> [PROBLEM TO SOLVE]
Write out the entries below again, line for line, without changing anything.

Records from a data source
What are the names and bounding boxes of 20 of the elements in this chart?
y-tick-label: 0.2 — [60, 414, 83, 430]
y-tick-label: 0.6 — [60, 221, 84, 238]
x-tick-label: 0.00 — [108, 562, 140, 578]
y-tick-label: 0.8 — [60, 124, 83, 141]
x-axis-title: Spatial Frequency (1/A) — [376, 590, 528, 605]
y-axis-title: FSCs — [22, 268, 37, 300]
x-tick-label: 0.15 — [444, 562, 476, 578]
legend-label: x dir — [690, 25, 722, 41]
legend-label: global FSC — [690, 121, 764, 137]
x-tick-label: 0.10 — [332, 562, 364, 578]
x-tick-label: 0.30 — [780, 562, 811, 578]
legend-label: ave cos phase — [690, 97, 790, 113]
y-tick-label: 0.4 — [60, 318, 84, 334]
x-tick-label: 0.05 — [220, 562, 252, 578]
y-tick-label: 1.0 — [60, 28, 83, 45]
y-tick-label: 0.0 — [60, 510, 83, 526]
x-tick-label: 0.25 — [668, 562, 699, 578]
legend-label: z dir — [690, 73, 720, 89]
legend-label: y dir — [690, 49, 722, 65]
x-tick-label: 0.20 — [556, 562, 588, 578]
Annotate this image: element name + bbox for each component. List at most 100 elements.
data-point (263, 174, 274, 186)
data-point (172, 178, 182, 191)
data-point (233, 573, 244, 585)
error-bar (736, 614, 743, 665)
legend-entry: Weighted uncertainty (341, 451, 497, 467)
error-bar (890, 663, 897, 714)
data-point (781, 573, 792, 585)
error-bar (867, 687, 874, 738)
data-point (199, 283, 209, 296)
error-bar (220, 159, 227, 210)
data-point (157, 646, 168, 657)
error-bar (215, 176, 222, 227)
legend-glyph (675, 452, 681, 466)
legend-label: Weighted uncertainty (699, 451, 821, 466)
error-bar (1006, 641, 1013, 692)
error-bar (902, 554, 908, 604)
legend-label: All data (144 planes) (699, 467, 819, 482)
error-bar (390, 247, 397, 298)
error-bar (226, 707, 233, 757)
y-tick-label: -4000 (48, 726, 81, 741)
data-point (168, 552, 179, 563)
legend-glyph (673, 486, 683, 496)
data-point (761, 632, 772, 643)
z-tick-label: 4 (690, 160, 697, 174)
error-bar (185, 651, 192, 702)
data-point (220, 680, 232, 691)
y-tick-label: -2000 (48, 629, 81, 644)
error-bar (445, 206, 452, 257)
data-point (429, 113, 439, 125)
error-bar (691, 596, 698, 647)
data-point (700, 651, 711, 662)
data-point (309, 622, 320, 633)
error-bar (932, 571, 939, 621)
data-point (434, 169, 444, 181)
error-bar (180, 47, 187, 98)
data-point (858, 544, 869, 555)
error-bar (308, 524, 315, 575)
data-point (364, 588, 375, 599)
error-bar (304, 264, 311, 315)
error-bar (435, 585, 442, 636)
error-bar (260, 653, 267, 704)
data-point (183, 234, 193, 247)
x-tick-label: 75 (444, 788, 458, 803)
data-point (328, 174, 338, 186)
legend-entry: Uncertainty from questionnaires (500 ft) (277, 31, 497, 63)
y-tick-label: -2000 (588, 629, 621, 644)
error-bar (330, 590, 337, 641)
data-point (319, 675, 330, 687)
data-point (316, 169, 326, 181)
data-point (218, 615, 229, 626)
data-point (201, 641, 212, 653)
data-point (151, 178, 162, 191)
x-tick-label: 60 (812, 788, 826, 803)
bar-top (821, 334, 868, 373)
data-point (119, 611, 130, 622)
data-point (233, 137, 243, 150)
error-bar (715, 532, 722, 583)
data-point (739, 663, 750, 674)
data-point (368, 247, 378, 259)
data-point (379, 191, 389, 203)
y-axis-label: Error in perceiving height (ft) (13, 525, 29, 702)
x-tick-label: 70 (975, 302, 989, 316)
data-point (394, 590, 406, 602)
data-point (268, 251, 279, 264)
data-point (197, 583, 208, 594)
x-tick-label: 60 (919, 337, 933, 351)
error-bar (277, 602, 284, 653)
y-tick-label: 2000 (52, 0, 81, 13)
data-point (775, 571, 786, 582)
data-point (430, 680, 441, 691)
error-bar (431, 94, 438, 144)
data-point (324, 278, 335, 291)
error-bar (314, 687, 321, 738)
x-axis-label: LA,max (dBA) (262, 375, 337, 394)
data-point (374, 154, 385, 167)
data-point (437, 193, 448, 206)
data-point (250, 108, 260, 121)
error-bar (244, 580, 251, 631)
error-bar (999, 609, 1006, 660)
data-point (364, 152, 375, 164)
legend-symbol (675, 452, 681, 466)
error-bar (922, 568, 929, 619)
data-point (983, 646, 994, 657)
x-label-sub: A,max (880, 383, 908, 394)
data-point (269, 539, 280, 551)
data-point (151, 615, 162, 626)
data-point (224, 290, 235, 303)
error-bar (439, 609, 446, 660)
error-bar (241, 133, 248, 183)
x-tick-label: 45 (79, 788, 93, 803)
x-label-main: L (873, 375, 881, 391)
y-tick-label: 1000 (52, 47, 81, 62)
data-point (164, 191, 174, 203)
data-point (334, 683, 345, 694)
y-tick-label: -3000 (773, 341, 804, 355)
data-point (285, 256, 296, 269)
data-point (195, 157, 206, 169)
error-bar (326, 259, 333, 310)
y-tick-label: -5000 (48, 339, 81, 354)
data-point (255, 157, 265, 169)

> [SOLUTION]
What are the names and bounding boxes of 20 of the elements in this chart?
y-tick-label: 0.2 — [60, 414, 83, 430]
y-tick-label: 0.6 — [60, 221, 84, 238]
x-tick-label: 0.00 — [108, 562, 140, 578]
y-tick-label: 0.8 — [60, 124, 83, 141]
x-axis-title: Spatial Frequency (1/A) — [376, 590, 528, 605]
y-axis-title: FSCs — [22, 268, 37, 300]
x-tick-label: 0.15 — [444, 562, 476, 578]
legend-label: x dir — [690, 25, 722, 41]
legend-label: global FSC — [690, 121, 764, 137]
x-tick-label: 0.10 — [332, 562, 364, 578]
x-tick-label: 0.30 — [780, 562, 811, 578]
legend-label: ave cos phase — [690, 97, 790, 113]
y-tick-label: 0.4 — [60, 318, 84, 334]
x-tick-label: 0.05 — [220, 562, 252, 578]
y-tick-label: 1.0 — [60, 28, 83, 45]
y-tick-label: 0.0 — [60, 510, 83, 526]
x-tick-label: 0.25 — [668, 562, 699, 578]
legend-label: z dir — [690, 73, 720, 89]
legend-label: y dir — [690, 49, 722, 65]
x-tick-label: 0.20 — [556, 562, 588, 578]
Annotate this image: element name + bbox for each component. List at most 100 elements.
data-point (263, 174, 274, 186)
data-point (172, 178, 182, 191)
data-point (233, 573, 244, 585)
error-bar (736, 614, 743, 665)
legend-entry: Weighted uncertainty (341, 451, 497, 467)
error-bar (890, 663, 897, 714)
data-point (781, 573, 792, 585)
error-bar (867, 687, 874, 738)
data-point (199, 283, 209, 296)
error-bar (220, 159, 227, 210)
data-point (157, 646, 168, 657)
error-bar (215, 176, 222, 227)
legend-glyph (675, 452, 681, 466)
legend-label: Weighted uncertainty (699, 451, 821, 466)
error-bar (1006, 641, 1013, 692)
error-bar (902, 554, 908, 604)
legend-label: All data (144 planes) (699, 467, 819, 482)
error-bar (390, 247, 397, 298)
error-bar (226, 707, 233, 757)
y-tick-label: -4000 (48, 726, 81, 741)
data-point (168, 552, 179, 563)
legend-glyph (673, 486, 683, 496)
data-point (761, 632, 772, 643)
z-tick-label: 4 (690, 160, 697, 174)
error-bar (185, 651, 192, 702)
data-point (220, 680, 232, 691)
y-tick-label: -2000 (48, 629, 81, 644)
error-bar (445, 206, 452, 257)
data-point (429, 113, 439, 125)
error-bar (691, 596, 698, 647)
data-point (700, 651, 711, 662)
data-point (309, 622, 320, 633)
error-bar (932, 571, 939, 621)
data-point (434, 169, 444, 181)
error-bar (180, 47, 187, 98)
data-point (858, 544, 869, 555)
error-bar (308, 524, 315, 575)
data-point (364, 588, 375, 599)
error-bar (304, 264, 311, 315)
error-bar (435, 585, 442, 636)
error-bar (260, 653, 267, 704)
data-point (183, 234, 193, 247)
x-tick-label: 75 (444, 788, 458, 803)
data-point (328, 174, 338, 186)
legend-entry: Uncertainty from questionnaires (500 ft) (277, 31, 497, 63)
y-tick-label: -2000 (588, 629, 621, 644)
error-bar (330, 590, 337, 641)
data-point (319, 675, 330, 687)
data-point (316, 169, 326, 181)
data-point (218, 615, 229, 626)
data-point (201, 641, 212, 653)
data-point (151, 178, 162, 191)
x-tick-label: 60 (812, 788, 826, 803)
bar-top (821, 334, 868, 373)
data-point (119, 611, 130, 622)
data-point (233, 137, 243, 150)
error-bar (715, 532, 722, 583)
data-point (739, 663, 750, 674)
data-point (368, 247, 378, 259)
data-point (379, 191, 389, 203)
y-axis-label: Error in perceiving height (ft) (13, 525, 29, 702)
x-tick-label: 70 (975, 302, 989, 316)
data-point (394, 590, 406, 602)
data-point (268, 251, 279, 264)
data-point (197, 583, 208, 594)
x-tick-label: 60 (919, 337, 933, 351)
error-bar (277, 602, 284, 653)
y-tick-label: 2000 (52, 0, 81, 13)
data-point (775, 571, 786, 582)
data-point (430, 680, 441, 691)
error-bar (431, 94, 438, 144)
data-point (324, 278, 335, 291)
error-bar (314, 687, 321, 738)
x-axis-label: LA,max (dBA) (262, 375, 337, 394)
data-point (374, 154, 385, 167)
data-point (437, 193, 448, 206)
data-point (250, 108, 260, 121)
error-bar (244, 580, 251, 631)
error-bar (999, 609, 1006, 660)
data-point (364, 152, 375, 164)
legend-symbol (675, 452, 681, 466)
error-bar (922, 568, 929, 619)
data-point (983, 646, 994, 657)
x-label-sub: A,max (880, 383, 908, 394)
data-point (269, 539, 280, 551)
data-point (151, 615, 162, 626)
data-point (224, 290, 235, 303)
error-bar (439, 609, 446, 660)
error-bar (241, 133, 248, 183)
x-tick-label: 45 (79, 788, 93, 803)
x-label-main: L (873, 375, 881, 391)
y-tick-label: 1000 (52, 47, 81, 62)
data-point (164, 191, 174, 203)
data-point (334, 683, 345, 694)
y-tick-label: -3000 (773, 341, 804, 355)
data-point (285, 256, 296, 269)
data-point (195, 157, 206, 169)
error-bar (326, 259, 333, 310)
y-tick-label: -5000 (48, 339, 81, 354)
data-point (255, 157, 265, 169)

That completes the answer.